**Goal**
Every entry here needs to be repeated exactly.

┌──

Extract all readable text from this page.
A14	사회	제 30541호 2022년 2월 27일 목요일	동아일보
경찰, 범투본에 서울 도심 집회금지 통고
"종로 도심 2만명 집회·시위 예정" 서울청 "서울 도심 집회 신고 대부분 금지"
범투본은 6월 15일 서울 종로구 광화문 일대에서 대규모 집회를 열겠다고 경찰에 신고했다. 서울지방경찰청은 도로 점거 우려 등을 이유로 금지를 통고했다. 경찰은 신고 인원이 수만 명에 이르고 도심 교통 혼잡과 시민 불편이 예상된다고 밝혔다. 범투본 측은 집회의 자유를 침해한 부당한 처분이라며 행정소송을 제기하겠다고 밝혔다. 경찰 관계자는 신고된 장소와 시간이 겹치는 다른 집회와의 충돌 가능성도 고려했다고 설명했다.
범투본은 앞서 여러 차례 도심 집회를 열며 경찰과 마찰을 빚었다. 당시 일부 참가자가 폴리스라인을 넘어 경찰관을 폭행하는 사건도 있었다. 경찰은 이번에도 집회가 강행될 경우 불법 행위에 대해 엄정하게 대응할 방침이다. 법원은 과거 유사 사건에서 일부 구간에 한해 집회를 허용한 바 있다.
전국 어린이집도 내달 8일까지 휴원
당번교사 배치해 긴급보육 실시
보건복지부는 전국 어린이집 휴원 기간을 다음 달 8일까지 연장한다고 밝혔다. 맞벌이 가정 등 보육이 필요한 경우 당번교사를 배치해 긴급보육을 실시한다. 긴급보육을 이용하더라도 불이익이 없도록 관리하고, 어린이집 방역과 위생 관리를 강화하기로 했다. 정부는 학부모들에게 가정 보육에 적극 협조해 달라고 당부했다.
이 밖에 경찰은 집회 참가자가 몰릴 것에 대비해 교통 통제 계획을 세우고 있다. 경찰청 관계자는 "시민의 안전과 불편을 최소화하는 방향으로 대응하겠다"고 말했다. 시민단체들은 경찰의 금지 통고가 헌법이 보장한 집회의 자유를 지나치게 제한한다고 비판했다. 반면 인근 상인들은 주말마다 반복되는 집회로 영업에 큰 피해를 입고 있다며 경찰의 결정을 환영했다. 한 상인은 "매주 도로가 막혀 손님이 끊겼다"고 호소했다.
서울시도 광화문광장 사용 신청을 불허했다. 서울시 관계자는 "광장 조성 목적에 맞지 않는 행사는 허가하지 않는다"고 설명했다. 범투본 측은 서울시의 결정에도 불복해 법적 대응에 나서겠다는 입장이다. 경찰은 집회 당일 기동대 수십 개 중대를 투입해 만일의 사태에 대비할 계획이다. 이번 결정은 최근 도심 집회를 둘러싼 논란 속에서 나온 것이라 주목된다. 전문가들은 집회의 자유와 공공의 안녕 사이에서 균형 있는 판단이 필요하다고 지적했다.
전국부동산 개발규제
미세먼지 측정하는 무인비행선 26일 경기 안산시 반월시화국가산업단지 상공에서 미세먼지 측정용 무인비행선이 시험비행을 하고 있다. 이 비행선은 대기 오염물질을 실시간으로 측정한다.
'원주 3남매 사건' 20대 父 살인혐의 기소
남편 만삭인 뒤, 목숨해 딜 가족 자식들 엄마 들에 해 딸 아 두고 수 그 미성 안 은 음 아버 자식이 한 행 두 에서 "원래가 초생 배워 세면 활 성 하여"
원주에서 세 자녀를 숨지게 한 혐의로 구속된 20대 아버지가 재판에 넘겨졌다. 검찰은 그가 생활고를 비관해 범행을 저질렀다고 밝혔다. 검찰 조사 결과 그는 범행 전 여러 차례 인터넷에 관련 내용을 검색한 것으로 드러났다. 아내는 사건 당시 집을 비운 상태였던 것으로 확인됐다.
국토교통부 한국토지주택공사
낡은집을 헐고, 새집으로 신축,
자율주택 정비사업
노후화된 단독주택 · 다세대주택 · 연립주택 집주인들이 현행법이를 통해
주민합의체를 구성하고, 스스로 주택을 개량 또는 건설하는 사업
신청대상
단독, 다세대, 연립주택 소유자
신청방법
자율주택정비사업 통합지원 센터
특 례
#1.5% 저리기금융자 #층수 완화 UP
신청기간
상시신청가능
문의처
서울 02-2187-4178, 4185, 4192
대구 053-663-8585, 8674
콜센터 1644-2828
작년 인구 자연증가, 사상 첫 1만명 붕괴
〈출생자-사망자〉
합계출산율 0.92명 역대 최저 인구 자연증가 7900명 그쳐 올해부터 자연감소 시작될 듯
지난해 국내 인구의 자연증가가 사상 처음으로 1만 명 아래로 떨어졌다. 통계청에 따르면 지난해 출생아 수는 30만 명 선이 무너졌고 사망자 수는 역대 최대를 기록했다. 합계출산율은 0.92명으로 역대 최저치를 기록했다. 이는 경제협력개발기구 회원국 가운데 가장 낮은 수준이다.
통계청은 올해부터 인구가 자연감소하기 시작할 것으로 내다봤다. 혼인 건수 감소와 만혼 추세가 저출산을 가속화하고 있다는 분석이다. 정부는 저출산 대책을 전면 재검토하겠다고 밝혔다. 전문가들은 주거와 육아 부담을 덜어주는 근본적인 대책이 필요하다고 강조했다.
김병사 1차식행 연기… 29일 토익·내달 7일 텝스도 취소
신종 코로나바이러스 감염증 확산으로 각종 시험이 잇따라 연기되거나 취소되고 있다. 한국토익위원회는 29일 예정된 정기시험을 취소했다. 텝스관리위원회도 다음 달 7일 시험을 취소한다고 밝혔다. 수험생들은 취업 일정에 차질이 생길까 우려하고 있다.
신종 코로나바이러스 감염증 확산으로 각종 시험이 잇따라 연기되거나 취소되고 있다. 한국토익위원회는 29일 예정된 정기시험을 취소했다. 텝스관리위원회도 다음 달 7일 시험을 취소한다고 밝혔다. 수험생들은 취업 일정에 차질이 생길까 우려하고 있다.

└──

**Problem solution**
Extract all readable text from this page.
A14	사회	제 30541호 2022년 2월 27일 목요일	동아일보
경찰, 범투본에 서울 도심 집회금지 통고
"종로 도심 2만명 집회·시위 예정" 서울청 "서울 도심 집회 신고 대부분 금지"
범투본은 6월 15일 서울 종로구 광화문 일대에서 대규모 집회를 열겠다고 경찰에 신고했다. 서울지방경찰청은 도로 점거 우려 등을 이유로 금지를 통고했다. 경찰은 신고 인원이 수만 명에 이르고 도심 교통 혼잡과 시민 불편이 예상된다고 밝혔다. 범투본 측은 집회의 자유를 침해한 부당한 처분이라며 행정소송을 제기하겠다고 밝혔다. 경찰 관계자는 신고된 장소와 시간이 겹치는 다른 집회와의 충돌 가능성도 고려했다고 설명했다.
범투본은 앞서 여러 차례 도심 집회를 열며 경찰과 마찰을 빚었다. 당시 일부 참가자가 폴리스라인을 넘어 경찰관을 폭행하는 사건도 있었다. 경찰은 이번에도 집회가 강행될 경우 불법 행위에 대해 엄정하게 대응할 방침이다. 법원은 과거 유사 사건에서 일부 구간에 한해 집회를 허용한 바 있다.
전국 어린이집도 내달 8일까지 휴원
당번교사 배치해 긴급보육 실시
보건복지부는 전국 어린이집 휴원 기간을 다음 달 8일까지 연장한다고 밝혔다. 맞벌이 가정 등 보육이 필요한 경우 당번교사를 배치해 긴급보육을 실시한다. 긴급보육을 이용하더라도 불이익이 없도록 관리하고, 어린이집 방역과 위생 관리를 강화하기로 했다. 정부는 학부모들에게 가정 보육에 적극 협조해 달라고 당부했다.
이 밖에 경찰은 집회 참가자가 몰릴 것에 대비해 교통 통제 계획을 세우고 있다. 경찰청 관계자는 "시민의 안전과 불편을 최소화하는 방향으로 대응하겠다"고 말했다. 시민단체들은 경찰의 금지 통고가 헌법이 보장한 집회의 자유를 지나치게 제한한다고 비판했다. 반면 인근 상인들은 주말마다 반복되는 집회로 영업에 큰 피해를 입고 있다며 경찰의 결정을 환영했다. 한 상인은 "매주 도로가 막혀 손님이 끊겼다"고 호소했다.
서울시도 광화문광장 사용 신청을 불허했다. 서울시 관계자는 "광장 조성 목적에 맞지 않는 행사는 허가하지 않는다"고 설명했다. 범투본 측은 서울시의 결정에도 불복해 법적 대응에 나서겠다는 입장이다. 경찰은 집회 당일 기동대 수십 개 중대를 투입해 만일의 사태에 대비할 계획이다. 이번 결정은 최근 도심 집회를 둘러싼 논란 속에서 나온 것이라 주목된다. 전문가들은 집회의 자유와 공공의 안녕 사이에서 균형 있는 판단이 필요하다고 지적했다.
전국부동산 개발규제
미세먼지 측정하는 무인비행선 26일 경기 안산시 반월시화국가산업단지 상공에서 미세먼지 측정용 무인비행선이 시험비행을 하고 있다. 이 비행선은 대기 오염물질을 실시간으로 측정한다.
'원주 3남매 사건' 20대 父 살인혐의 기소
남편 만삭인 뒤, 목숨해 딜 가족 자식들 엄마 들에 해 딸 아 두고 수 그 미성 안 은 음 아버 자식이 한 행 두 에서 "원래가 초생 배워 세면 활 성 하여"
원주에서 세 자녀를 숨지게 한 혐의로 구속된 20대 아버지가 재판에 넘겨졌다. 검찰은 그가 생활고를 비관해 범행을 저질렀다고 밝혔다. 검찰 조사 결과 그는 범행 전 여러 차례 인터넷에 관련 내용을 검색한 것으로 드러났다. 아내는 사건 당시 집을 비운 상태였던 것으로 확인됐다.
국토교통부 한국토지주택공사
낡은집을 헐고, 새집으로 신축,
자율주택 정비사업
노후화된 단독주택 · 다세대주택 · 연립주택 집주인들이 현행법이를 통해
주민합의체를 구성하고, 스스로 주택을 개량 또는 건설하는 사업
신청대상
단독, 다세대, 연립주택 소유자
신청방법
자율주택정비사업 통합지원 센터
특 례
#1.5% 저리기금융자 #층수 완화 UP
신청기간
상시신청가능
문의처
서울 02-2187-4178, 4185, 4192
대구 053-663-8585, 8674
콜센터 1644-2828
작년 인구 자연증가, 사상 첫 1만명 붕괴
〈출생자-사망자〉
합계출산율 0.92명 역대 최저 인구 자연증가 7900명 그쳐 올해부터 자연감소 시작될 듯
지난해 국내 인구의 자연증가가 사상 처음으로 1만 명 아래로 떨어졌다. 통계청에 따르면 지난해 출생아 수는 30만 명 선이 무너졌고 사망자 수는 역대 최대를 기록했다. 합계출산율은 0.92명으로 역대 최저치를 기록했다. 이는 경제협력개발기구 회원국 가운데 가장 낮은 수준이다.
통계청은 올해부터 인구가 자연감소하기 시작할 것으로 내다봤다. 혼인 건수 감소와 만혼 추세가 저출산을 가속화하고 있다는 분석이다. 정부는 저출산 대책을 전면 재검토하겠다고 밝혔다. 전문가들은 주거와 육아 부담을 덜어주는 근본적인 대책이 필요하다고 강조했다.
김병사 1차식행 연기… 29일 토익·내달 7일 텝스도 취소
신종 코로나바이러스 감염증 확산으로 각종 시험이 잇따라 연기되거나 취소되고 있다. 한국토익위원회는 29일 예정된 정기시험을 취소했다. 텝스관리위원회도 다음 달 7일 시험을 취소한다고 밝혔다. 수험생들은 취업 일정에 차질이 생길까 우려하고 있다.
신종 코로나바이러스 감염증 확산으로 각종 시험이 잇따라 연기되거나 취소되고 있다. 한국토익위원회는 29일 예정된 정기시험을 취소했다. 텝스관리위원회도 다음 달 7일 시험을 취소한다고 밝혔다. 수험생들은 취업 일정에 차질이 생길까 우려하고 있다.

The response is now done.